* **TASK**: In full and without alteration, give the listing again.

========================================

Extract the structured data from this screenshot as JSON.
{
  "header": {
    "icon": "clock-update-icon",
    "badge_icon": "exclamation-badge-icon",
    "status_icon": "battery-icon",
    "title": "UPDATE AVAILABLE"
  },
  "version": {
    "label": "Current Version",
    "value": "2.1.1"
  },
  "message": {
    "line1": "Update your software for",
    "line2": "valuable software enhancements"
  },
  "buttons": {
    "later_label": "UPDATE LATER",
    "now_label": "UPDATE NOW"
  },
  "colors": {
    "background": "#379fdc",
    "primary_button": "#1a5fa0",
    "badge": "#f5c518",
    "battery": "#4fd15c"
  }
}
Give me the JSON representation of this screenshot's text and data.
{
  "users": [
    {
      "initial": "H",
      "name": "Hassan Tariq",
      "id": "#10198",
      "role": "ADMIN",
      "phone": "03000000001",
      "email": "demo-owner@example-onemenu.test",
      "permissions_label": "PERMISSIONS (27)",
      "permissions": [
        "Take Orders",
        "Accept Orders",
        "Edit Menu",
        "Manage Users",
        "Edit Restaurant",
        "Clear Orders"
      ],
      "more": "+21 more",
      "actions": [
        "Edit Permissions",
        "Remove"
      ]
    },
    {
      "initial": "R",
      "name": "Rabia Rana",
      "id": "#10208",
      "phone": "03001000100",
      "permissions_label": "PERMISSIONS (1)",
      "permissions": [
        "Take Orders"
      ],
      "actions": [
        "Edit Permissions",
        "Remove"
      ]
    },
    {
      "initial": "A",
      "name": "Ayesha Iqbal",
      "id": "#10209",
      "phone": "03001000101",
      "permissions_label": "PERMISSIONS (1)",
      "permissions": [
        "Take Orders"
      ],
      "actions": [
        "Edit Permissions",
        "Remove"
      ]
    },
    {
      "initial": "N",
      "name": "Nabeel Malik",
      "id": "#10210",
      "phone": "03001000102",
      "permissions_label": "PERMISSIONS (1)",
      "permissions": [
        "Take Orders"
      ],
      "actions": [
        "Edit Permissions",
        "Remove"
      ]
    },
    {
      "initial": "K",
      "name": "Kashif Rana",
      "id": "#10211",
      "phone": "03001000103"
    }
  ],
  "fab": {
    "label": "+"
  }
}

========================================

* **ANSWER IN FULL**:
Extract the structured data from this screenshot as JSON.
{
  "header": {
    "icon": "clock-update-icon",
    "badge_icon": "exclamation-badge-icon",
    "status_icon": "battery-icon",
    "title": "UPDATE AVAILABLE"
  },
  "version": {
    "label": "Current Version",
    "value": "2.1.1"
  },
  "message": {
    "line1": "Update your software for",
    "line2": "valuable software enhancements"
  },
  "buttons": {
    "later_label": "UPDATE LATER",
    "now_label": "UPDATE NOW"
  },
  "colors": {
    "background": "#379fdc",
    "primary_button": "#1a5fa0",
    "badge": "#f5c518",
    "battery": "#4fd15c"
  }
}
Give me the JSON representation of this screenshot's text and data.
{
  "users": [
    {
      "initial": "H",
      "name": "Hassan Tariq",
      "id": "#10198",
      "role": "ADMIN",
      "phone": "03000000001",
      "email": "demo-owner@example-onemenu.test",
      "permissions_label": "PERMISSIONS (27)",
      "permissions": [
        "Take Orders",
        "Accept Orders",
        "Edit Menu",
        "Manage Users",
        "Edit Restaurant",
        "Clear Orders"
      ],
      "more": "+21 more",
      "actions": [
        "Edit Permissions",
        "Remove"
      ]
    },
    {
      "initial": "R",
      "name": "Rabia Rana",
      "id": "#10208",
      "phone": "03001000100",
      "permissions_label": "PERMISSIONS (1)",
      "permissions": [
        "Take Orders"
      ],
      "actions": [
        "Edit Permissions",
        "Remove"
      ]
    },
    {
      "initial": "A",
      "name": "Ayesha Iqbal",
      "id": "#10209",
      "phone": "03001000101",
      "permissions_label": "PERMISSIONS (1)",
      "permissions": [
        "Take Orders"
      ],
      "actions": [
        "Edit Permissions",
        "Remove"
      ]
    },
    {
      "initial": "N",
      "name": "Nabeel Malik",
      "id": "#10210",
      "phone": "03001000102",
      "permissions_label": "PERMISSIONS (1)",
      "permissions": [
        "Take Orders"
      ],
      "actions": [
        "Edit Permissions",
        "Remove"
      ]
    },
    {
      "initial": "K",
      "name": "Kashif Rana",
      "id": "#10211",
      "phone": "03001000103"
    }
  ],
  "fab": {
    "label": "+"
  }
}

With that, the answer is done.